--- BEGIN Entries shown ---

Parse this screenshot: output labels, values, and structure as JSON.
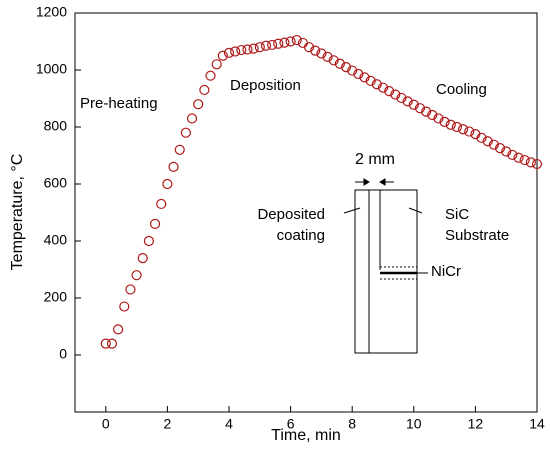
{
  "chart_data": {
    "type": "scatter",
    "x_label": "Time, min",
    "y_label": "Temperature, °C",
    "xlim": [
      -1,
      14
    ],
    "xticks": [
      0,
      2,
      4,
      6,
      8,
      10,
      12,
      14
    ],
    "ylim": [
      -200,
      1200
    ],
    "yticks": [
      0,
      200,
      400,
      600,
      800,
      1000,
      1200
    ],
    "grid": false,
    "series": [
      {
        "color": "#b01818",
        "x": [
          0,
          0.2,
          0.4,
          0.6,
          0.8,
          1,
          1.2,
          1.4,
          1.6,
          1.8,
          2,
          2.2,
          2.4,
          2.6,
          2.8,
          3,
          3.2,
          3.4,
          3.6,
          3.8,
          4,
          4.2,
          4.4,
          4.6,
          4.8,
          5,
          5.2,
          5.4,
          5.6,
          5.8,
          6,
          6.2,
          6.4,
          6.6,
          6.8,
          7,
          7.2,
          7.4,
          7.6,
          7.8,
          8,
          8.2,
          8.4,
          8.6,
          8.8,
          9,
          9.2,
          9.4,
          9.6,
          9.8,
          10,
          10.2,
          10.4,
          10.6,
          10.8,
          11,
          11.2,
          11.4,
          11.6,
          11.8,
          12,
          12.2,
          12.4,
          12.6,
          12.8,
          13,
          13.2,
          13.4,
          13.6,
          13.8,
          14
        ],
        "values": [
          40,
          40,
          90,
          170,
          230,
          280,
          340,
          400,
          460,
          530,
          600,
          660,
          720,
          780,
          830,
          880,
          930,
          980,
          1020,
          1050,
          1060,
          1065,
          1070,
          1072,
          1075,
          1080,
          1085,
          1088,
          1092,
          1096,
          1100,
          1105,
          1095,
          1080,
          1068,
          1058,
          1046,
          1034,
          1022,
          1010,
          998,
          986,
          974,
          962,
          950,
          938,
          926,
          914,
          902,
          890,
          878,
          866,
          854,
          842,
          830,
          818,
          808,
          800,
          792,
          784,
          775,
          762,
          750,
          738,
          726,
          714,
          702,
          692,
          684,
          676,
          670
        ]
      }
    ],
    "annotations": [
      "Pre-heating",
      "Deposition",
      "Cooling"
    ],
    "inset": {
      "scale": "2 mm",
      "coating": [
        "Deposited",
        "coating"
      ],
      "substrate": [
        "SiC",
        "Substrate"
      ],
      "layer": "NiCr"
    }
  }
}
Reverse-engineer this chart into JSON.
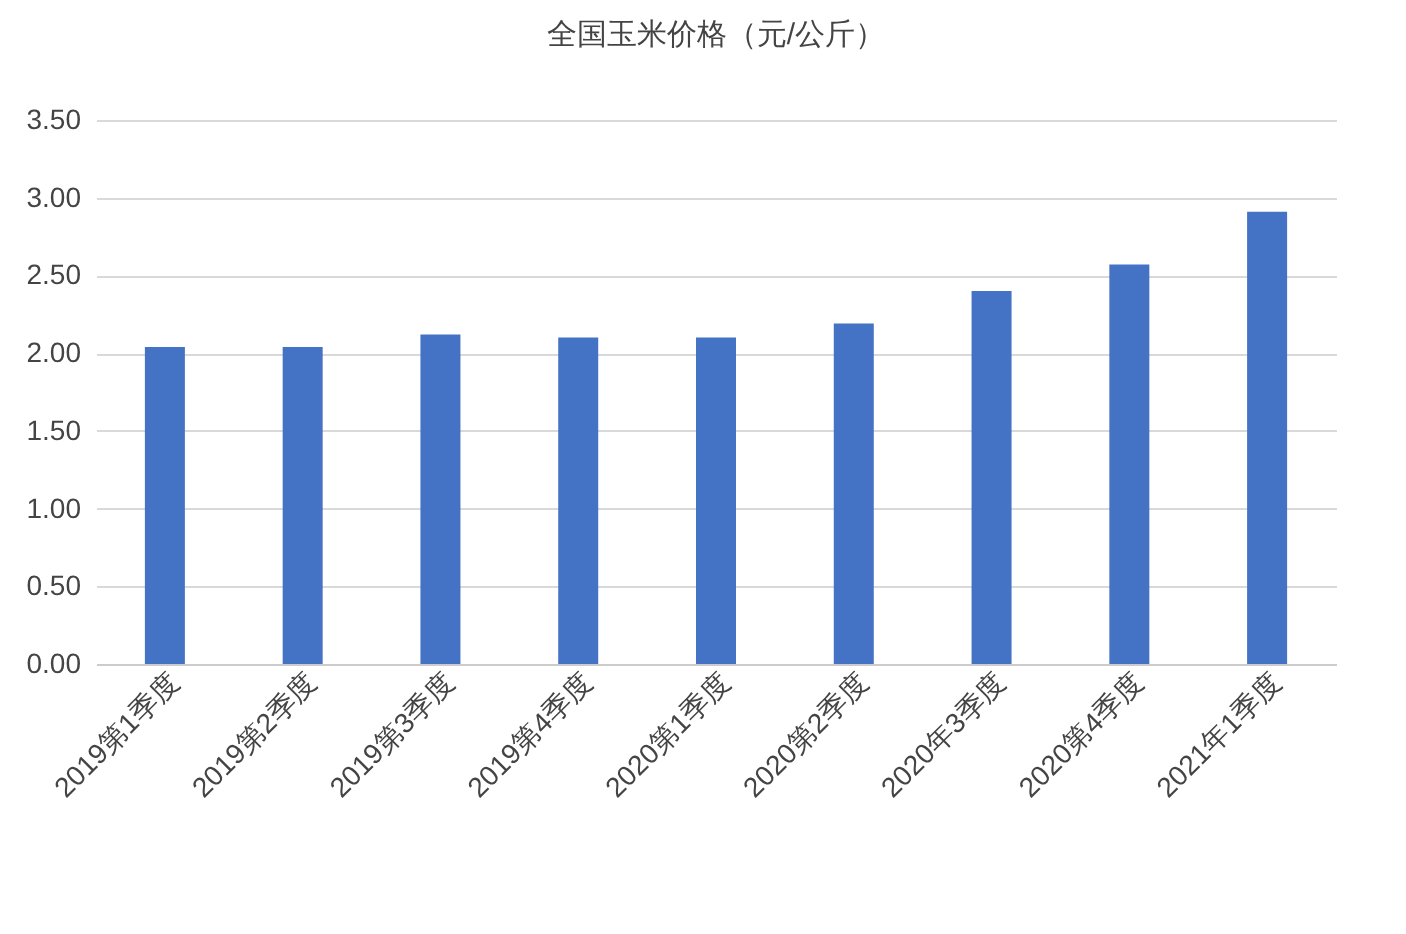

--- END Entries shown ---

Task:
In the records above, collect each line with "this".

Finished answer:
Parse this screenshot: output labels, values, and structure as JSON.
Reverse-engineer this chart into JSON.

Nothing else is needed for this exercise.